▸ Work instructions
Skip the pictures. Repeat everything else in the records word for word.
+++
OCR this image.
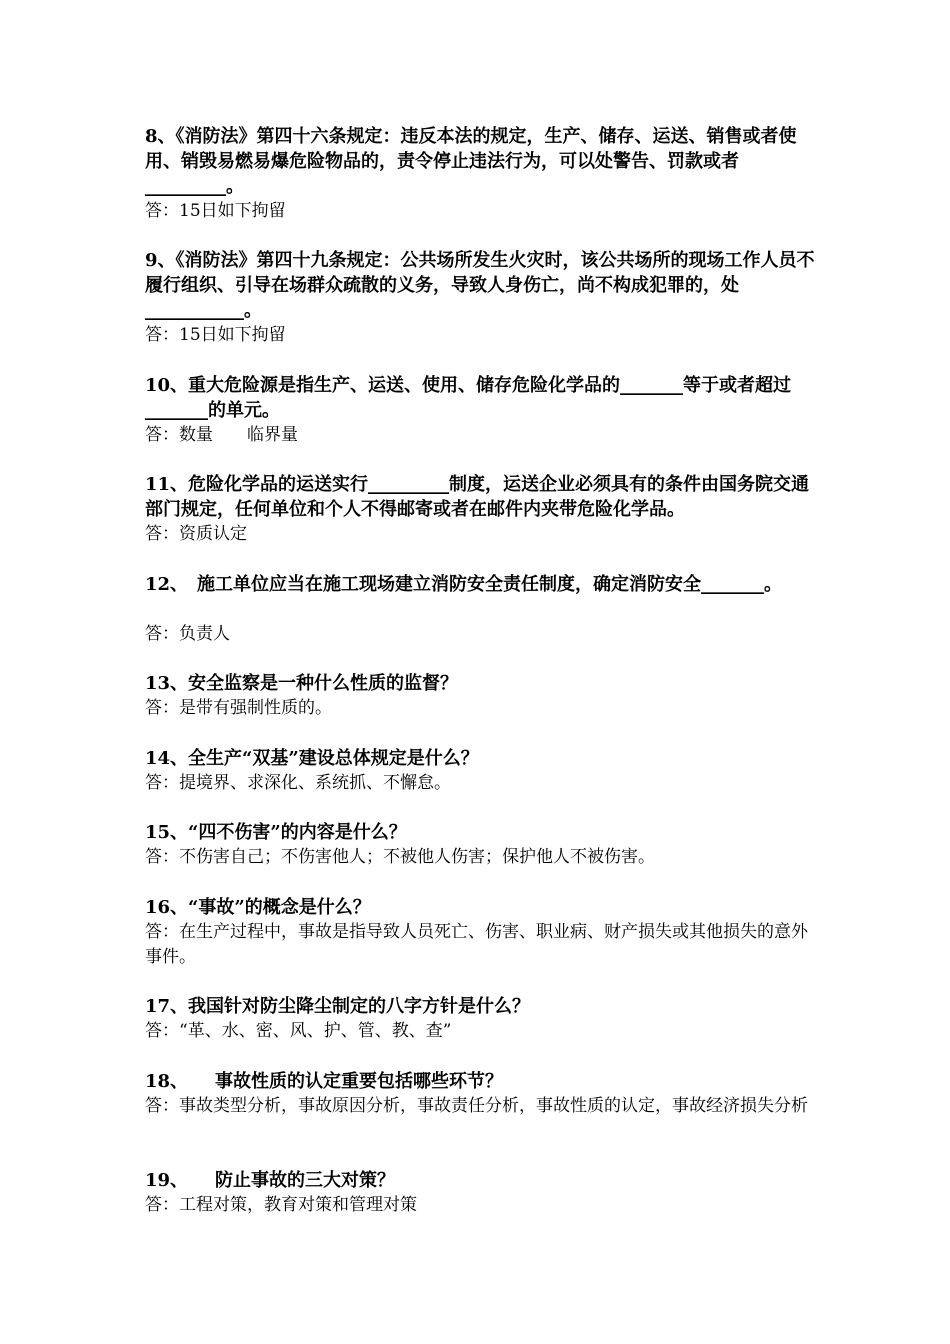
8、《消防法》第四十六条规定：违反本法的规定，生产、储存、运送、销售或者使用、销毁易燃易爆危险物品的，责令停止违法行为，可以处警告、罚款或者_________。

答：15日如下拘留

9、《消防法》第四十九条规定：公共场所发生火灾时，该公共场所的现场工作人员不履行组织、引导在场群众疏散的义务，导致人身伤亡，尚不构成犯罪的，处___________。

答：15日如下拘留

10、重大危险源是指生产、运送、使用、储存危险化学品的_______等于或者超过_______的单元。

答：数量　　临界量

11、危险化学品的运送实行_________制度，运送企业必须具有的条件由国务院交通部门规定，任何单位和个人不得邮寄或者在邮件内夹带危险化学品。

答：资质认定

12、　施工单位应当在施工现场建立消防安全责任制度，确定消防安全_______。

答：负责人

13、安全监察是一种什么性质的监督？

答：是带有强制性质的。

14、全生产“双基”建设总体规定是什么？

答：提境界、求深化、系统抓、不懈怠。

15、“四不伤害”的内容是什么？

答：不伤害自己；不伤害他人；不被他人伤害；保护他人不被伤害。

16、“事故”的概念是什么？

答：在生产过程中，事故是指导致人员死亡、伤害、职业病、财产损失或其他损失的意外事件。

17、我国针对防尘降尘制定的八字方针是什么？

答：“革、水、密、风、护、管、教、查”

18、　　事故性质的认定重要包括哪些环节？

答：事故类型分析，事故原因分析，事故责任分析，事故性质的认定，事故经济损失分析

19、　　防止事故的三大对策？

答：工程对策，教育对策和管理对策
+++
▸ Exercise solution
OCR this image.
8、《消防法》第四十六条规定：违反本法的规定，生产、储存、运送、销售或者使用、销毁易燃易爆危险物品的，责令停止违法行为，可以处警告、罚款或者_________。

答：15日如下拘留

9、《消防法》第四十九条规定：公共场所发生火灾时，该公共场所的现场工作人员不履行组织、引导在场群众疏散的义务，导致人身伤亡，尚不构成犯罪的，处___________。

答：15日如下拘留

10、重大危险源是指生产、运送、使用、储存危险化学品的_______等于或者超过_______的单元。

答：数量　　临界量

11、危险化学品的运送实行_________制度，运送企业必须具有的条件由国务院交通部门规定，任何单位和个人不得邮寄或者在邮件内夹带危险化学品。

答：资质认定

12、　施工单位应当在施工现场建立消防安全责任制度，确定消防安全_______。

答：负责人

13、安全监察是一种什么性质的监督？

答：是带有强制性质的。

14、全生产“双基”建设总体规定是什么？

答：提境界、求深化、系统抓、不懈怠。

15、“四不伤害”的内容是什么？

答：不伤害自己；不伤害他人；不被他人伤害；保护他人不被伤害。

16、“事故”的概念是什么？

答：在生产过程中，事故是指导致人员死亡、伤害、职业病、财产损失或其他损失的意外事件。

17、我国针对防尘降尘制定的八字方针是什么？

答：“革、水、密、风、护、管、教、查”

18、　　事故性质的认定重要包括哪些环节？

答：事故类型分析，事故原因分析，事故责任分析，事故性质的认定，事故经济损失分析

19、　　防止事故的三大对策？

答：工程对策，教育对策和管理对策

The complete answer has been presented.